[Extracted records]
↓
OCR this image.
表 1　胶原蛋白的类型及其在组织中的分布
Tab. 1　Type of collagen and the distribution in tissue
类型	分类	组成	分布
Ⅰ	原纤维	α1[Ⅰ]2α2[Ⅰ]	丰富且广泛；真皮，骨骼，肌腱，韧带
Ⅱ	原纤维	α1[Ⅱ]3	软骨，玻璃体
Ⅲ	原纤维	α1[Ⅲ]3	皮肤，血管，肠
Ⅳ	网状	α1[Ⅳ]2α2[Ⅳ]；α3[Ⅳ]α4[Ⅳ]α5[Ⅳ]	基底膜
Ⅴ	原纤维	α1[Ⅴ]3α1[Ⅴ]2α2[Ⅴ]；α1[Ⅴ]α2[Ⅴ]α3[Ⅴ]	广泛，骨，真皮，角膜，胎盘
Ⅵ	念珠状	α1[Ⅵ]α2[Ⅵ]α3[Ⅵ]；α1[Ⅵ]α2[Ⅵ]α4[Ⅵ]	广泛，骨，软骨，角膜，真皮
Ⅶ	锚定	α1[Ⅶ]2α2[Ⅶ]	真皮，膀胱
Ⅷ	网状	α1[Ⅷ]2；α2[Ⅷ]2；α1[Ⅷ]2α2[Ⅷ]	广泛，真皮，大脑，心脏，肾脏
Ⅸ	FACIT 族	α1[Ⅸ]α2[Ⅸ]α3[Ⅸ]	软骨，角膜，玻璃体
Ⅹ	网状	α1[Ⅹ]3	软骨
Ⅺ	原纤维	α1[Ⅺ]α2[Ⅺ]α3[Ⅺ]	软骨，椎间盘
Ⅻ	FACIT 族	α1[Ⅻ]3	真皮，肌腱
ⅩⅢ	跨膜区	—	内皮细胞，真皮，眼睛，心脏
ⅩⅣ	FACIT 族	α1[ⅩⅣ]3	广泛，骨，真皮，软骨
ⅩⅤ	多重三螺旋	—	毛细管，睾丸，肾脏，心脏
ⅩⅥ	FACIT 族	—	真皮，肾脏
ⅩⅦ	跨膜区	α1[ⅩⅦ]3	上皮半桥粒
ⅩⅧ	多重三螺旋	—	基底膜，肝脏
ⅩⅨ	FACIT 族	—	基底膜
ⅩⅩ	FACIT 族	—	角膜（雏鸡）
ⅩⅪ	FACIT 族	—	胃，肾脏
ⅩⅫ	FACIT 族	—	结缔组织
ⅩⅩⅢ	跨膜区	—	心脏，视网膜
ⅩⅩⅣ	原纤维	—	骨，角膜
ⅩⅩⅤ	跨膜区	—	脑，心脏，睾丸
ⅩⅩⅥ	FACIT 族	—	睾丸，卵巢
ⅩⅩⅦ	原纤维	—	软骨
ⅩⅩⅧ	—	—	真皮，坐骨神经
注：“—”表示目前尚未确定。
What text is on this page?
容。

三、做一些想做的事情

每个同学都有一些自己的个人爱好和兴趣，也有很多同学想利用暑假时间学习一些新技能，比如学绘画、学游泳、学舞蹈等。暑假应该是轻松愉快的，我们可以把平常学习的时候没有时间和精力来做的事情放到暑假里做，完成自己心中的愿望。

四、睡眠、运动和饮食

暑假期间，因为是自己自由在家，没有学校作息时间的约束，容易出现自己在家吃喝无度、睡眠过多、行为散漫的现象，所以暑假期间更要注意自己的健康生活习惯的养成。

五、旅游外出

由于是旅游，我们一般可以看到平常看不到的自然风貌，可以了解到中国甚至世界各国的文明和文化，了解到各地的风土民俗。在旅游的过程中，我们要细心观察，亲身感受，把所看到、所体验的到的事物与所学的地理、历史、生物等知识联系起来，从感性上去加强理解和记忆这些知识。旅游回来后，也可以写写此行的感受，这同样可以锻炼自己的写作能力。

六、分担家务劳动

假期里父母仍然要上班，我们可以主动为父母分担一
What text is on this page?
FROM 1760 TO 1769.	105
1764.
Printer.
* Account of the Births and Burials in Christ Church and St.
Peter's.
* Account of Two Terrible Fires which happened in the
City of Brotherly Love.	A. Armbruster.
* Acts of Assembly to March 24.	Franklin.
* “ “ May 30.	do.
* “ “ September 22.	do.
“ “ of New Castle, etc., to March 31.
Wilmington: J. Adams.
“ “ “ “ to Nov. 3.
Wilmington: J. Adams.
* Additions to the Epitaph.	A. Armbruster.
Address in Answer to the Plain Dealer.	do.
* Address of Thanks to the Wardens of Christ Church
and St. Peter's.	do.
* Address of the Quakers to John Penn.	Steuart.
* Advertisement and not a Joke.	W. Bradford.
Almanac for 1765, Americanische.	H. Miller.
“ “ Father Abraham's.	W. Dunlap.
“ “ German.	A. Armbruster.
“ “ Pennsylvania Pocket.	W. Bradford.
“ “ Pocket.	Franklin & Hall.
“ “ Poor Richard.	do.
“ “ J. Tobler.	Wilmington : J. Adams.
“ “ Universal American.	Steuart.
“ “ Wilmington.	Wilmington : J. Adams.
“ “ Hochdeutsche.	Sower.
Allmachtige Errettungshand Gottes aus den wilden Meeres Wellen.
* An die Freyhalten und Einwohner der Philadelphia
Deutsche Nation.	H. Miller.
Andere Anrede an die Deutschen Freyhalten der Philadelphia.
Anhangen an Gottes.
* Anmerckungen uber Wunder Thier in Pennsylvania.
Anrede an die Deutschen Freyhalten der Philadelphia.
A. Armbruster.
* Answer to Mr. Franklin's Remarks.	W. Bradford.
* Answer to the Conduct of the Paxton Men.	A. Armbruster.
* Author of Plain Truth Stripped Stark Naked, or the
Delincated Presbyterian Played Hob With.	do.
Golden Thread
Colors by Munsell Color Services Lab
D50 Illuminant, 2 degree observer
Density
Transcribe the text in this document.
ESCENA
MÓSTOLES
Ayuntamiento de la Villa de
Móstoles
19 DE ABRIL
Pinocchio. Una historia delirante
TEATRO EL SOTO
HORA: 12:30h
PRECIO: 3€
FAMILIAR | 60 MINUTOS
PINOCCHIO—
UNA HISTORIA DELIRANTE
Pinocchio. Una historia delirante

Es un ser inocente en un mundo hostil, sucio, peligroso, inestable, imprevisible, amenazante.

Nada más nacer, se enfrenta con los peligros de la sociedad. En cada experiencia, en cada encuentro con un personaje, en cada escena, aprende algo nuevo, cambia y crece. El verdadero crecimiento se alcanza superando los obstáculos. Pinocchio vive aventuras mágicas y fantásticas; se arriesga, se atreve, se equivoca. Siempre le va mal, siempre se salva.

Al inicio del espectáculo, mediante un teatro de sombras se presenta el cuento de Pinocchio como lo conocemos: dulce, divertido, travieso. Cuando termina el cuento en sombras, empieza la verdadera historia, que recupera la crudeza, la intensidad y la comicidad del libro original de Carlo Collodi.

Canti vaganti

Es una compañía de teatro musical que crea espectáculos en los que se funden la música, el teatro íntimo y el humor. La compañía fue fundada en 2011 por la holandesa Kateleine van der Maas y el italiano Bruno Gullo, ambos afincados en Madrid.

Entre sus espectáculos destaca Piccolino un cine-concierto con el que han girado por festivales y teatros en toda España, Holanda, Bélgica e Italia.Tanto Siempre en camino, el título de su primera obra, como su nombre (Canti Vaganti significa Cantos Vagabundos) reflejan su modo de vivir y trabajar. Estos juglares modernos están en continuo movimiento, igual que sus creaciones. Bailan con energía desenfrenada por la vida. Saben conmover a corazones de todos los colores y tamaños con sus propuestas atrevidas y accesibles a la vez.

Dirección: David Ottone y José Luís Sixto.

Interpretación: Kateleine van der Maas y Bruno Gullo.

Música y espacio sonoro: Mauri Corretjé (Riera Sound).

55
↑
● Stated exercise
Transcribe all entries exactly as they are given.

● The output
OCR this image.
表 1　胶原蛋白的类型及其在组织中的分布
Tab. 1　Type of collagen and the distribution in tissue
类型	分类	组成	分布
Ⅰ	原纤维	α1[Ⅰ]2α2[Ⅰ]	丰富且广泛；真皮，骨骼，肌腱，韧带
Ⅱ	原纤维	α1[Ⅱ]3	软骨，玻璃体
Ⅲ	原纤维	α1[Ⅲ]3	皮肤，血管，肠
Ⅳ	网状	α1[Ⅳ]2α2[Ⅳ]；α3[Ⅳ]α4[Ⅳ]α5[Ⅳ]	基底膜
Ⅴ	原纤维	α1[Ⅴ]3α1[Ⅴ]2α2[Ⅴ]；α1[Ⅴ]α2[Ⅴ]α3[Ⅴ]	广泛，骨，真皮，角膜，胎盘
Ⅵ	念珠状	α1[Ⅵ]α2[Ⅵ]α3[Ⅵ]；α1[Ⅵ]α2[Ⅵ]α4[Ⅵ]	广泛，骨，软骨，角膜，真皮
Ⅶ	锚定	α1[Ⅶ]2α2[Ⅶ]	真皮，膀胱
Ⅷ	网状	α1[Ⅷ]2；α2[Ⅷ]2；α1[Ⅷ]2α2[Ⅷ]	广泛，真皮，大脑，心脏，肾脏
Ⅸ	FACIT 族	α1[Ⅸ]α2[Ⅸ]α3[Ⅸ]	软骨，角膜，玻璃体
Ⅹ	网状	α1[Ⅹ]3	软骨
Ⅺ	原纤维	α1[Ⅺ]α2[Ⅺ]α3[Ⅺ]	软骨，椎间盘
Ⅻ	FACIT 族	α1[Ⅻ]3	真皮，肌腱
ⅩⅢ	跨膜区	—	内皮细胞，真皮，眼睛，心脏
ⅩⅣ	FACIT 族	α1[ⅩⅣ]3	广泛，骨，真皮，软骨
ⅩⅤ	多重三螺旋	—	毛细管，睾丸，肾脏，心脏
ⅩⅥ	FACIT 族	—	真皮，肾脏
ⅩⅦ	跨膜区	α1[ⅩⅦ]3	上皮半桥粒
ⅩⅧ	多重三螺旋	—	基底膜，肝脏
ⅩⅨ	FACIT 族	—	基底膜
ⅩⅩ	FACIT 族	—	角膜（雏鸡）
ⅩⅪ	FACIT 族	—	胃，肾脏
ⅩⅫ	FACIT 族	—	结缔组织
ⅩⅩⅢ	跨膜区	—	心脏，视网膜
ⅩⅩⅣ	原纤维	—	骨，角膜
ⅩⅩⅤ	跨膜区	—	脑，心脏，睾丸
ⅩⅩⅥ	FACIT 族	—	睾丸，卵巢
ⅩⅩⅦ	原纤维	—	软骨
ⅩⅩⅧ	—	—	真皮，坐骨神经
注：“—”表示目前尚未确定。
What text is on this page?
容。

三、做一些想做的事情

每个同学都有一些自己的个人爱好和兴趣，也有很多同学想利用暑假时间学习一些新技能，比如学绘画、学游泳、学舞蹈等。暑假应该是轻松愉快的，我们可以把平常学习的时候没有时间和精力来做的事情放到暑假里做，完成自己心中的愿望。

四、睡眠、运动和饮食

暑假期间，因为是自己自由在家，没有学校作息时间的约束，容易出现自己在家吃喝无度、睡眠过多、行为散漫的现象，所以暑假期间更要注意自己的健康生活习惯的养成。

五、旅游外出

由于是旅游，我们一般可以看到平常看不到的自然风貌，可以了解到中国甚至世界各国的文明和文化，了解到各地的风土民俗。在旅游的过程中，我们要细心观察，亲身感受，把所看到、所体验的到的事物与所学的地理、历史、生物等知识联系起来，从感性上去加强理解和记忆这些知识。旅游回来后，也可以写写此行的感受，这同样可以锻炼自己的写作能力。

六、分担家务劳动

假期里父母仍然要上班，我们可以主动为父母分担一
What text is on this page?
FROM 1760 TO 1769.	105
1764.
Printer.
* Account of the Births and Burials in Christ Church and St.
Peter's.
* Account of Two Terrible Fires which happened in the
City of Brotherly Love.	A. Armbruster.
* Acts of Assembly to March 24.	Franklin.
* “ “ May 30.	do.
* “ “ September 22.	do.
“ “ of New Castle, etc., to March 31.
Wilmington: J. Adams.
“ “ “ “ to Nov. 3.
Wilmington: J. Adams.
* Additions to the Epitaph.	A. Armbruster.
Address in Answer to the Plain Dealer.	do.
* Address of Thanks to the Wardens of Christ Church
and St. Peter's.	do.
* Address of the Quakers to John Penn.	Steuart.
* Advertisement and not a Joke.	W. Bradford.
Almanac for 1765, Americanische.	H. Miller.
“ “ Father Abraham's.	W. Dunlap.
“ “ German.	A. Armbruster.
“ “ Pennsylvania Pocket.	W. Bradford.
“ “ Pocket.	Franklin & Hall.
“ “ Poor Richard.	do.
“ “ J. Tobler.	Wilmington : J. Adams.
“ “ Universal American.	Steuart.
“ “ Wilmington.	Wilmington : J. Adams.
“ “ Hochdeutsche.	Sower.
Allmachtige Errettungshand Gottes aus den wilden Meeres Wellen.
* An die Freyhalten und Einwohner der Philadelphia
Deutsche Nation.	H. Miller.
Andere Anrede an die Deutschen Freyhalten der Philadelphia.
Anhangen an Gottes.
* Anmerckungen uber Wunder Thier in Pennsylvania.
Anrede an die Deutschen Freyhalten der Philadelphia.
A. Armbruster.
* Answer to Mr. Franklin's Remarks.	W. Bradford.
* Answer to the Conduct of the Paxton Men.	A. Armbruster.
* Author of Plain Truth Stripped Stark Naked, or the
Delincated Presbyterian Played Hob With.	do.
Golden Thread
Colors by Munsell Color Services Lab
D50 Illuminant, 2 degree observer
Density
Transcribe the text in this document.
ESCENA
MÓSTOLES
Ayuntamiento de la Villa de
Móstoles
19 DE ABRIL
Pinocchio. Una historia delirante
TEATRO EL SOTO
HORA: 12:30h
PRECIO: 3€
FAMILIAR | 60 MINUTOS
PINOCCHIO—
UNA HISTORIA DELIRANTE
Pinocchio. Una historia delirante

Es un ser inocente en un mundo hostil, sucio, peligroso, inestable, imprevisible, amenazante.

Nada más nacer, se enfrenta con los peligros de la sociedad. En cada experiencia, en cada encuentro con un personaje, en cada escena, aprende algo nuevo, cambia y crece. El verdadero crecimiento se alcanza superando los obstáculos. Pinocchio vive aventuras mágicas y fantásticas; se arriesga, se atreve, se equivoca. Siempre le va mal, siempre se salva.

Al inicio del espectáculo, mediante un teatro de sombras se presenta el cuento de Pinocchio como lo conocemos: dulce, divertido, travieso. Cuando termina el cuento en sombras, empieza la verdadera historia, que recupera la crudeza, la intensidad y la comicidad del libro original de Carlo Collodi.

Canti vaganti

Es una compañía de teatro musical que crea espectáculos en los que se funden la música, el teatro íntimo y el humor. La compañía fue fundada en 2011 por la holandesa Kateleine van der Maas y el italiano Bruno Gullo, ambos afincados en Madrid.

Entre sus espectáculos destaca Piccolino un cine-concierto con el que han girado por festivales y teatros en toda España, Holanda, Bélgica e Italia.Tanto Siempre en camino, el título de su primera obra, como su nombre (Canti Vaganti significa Cantos Vagabundos) reflejan su modo de vivir y trabajar. Estos juglares modernos están en continuo movimiento, igual que sus creaciones. Bailan con energía desenfrenada por la vida. Saben conmover a corazones de todos los colores y tamaños con sus propuestas atrevidas y accesibles a la vez.

Dirección: David Ottone y José Luís Sixto.

Interpretación: Kateleine van der Maas y Bruno Gullo.

Música y espacio sonoro: Mauri Corretjé (Riera Sound).

55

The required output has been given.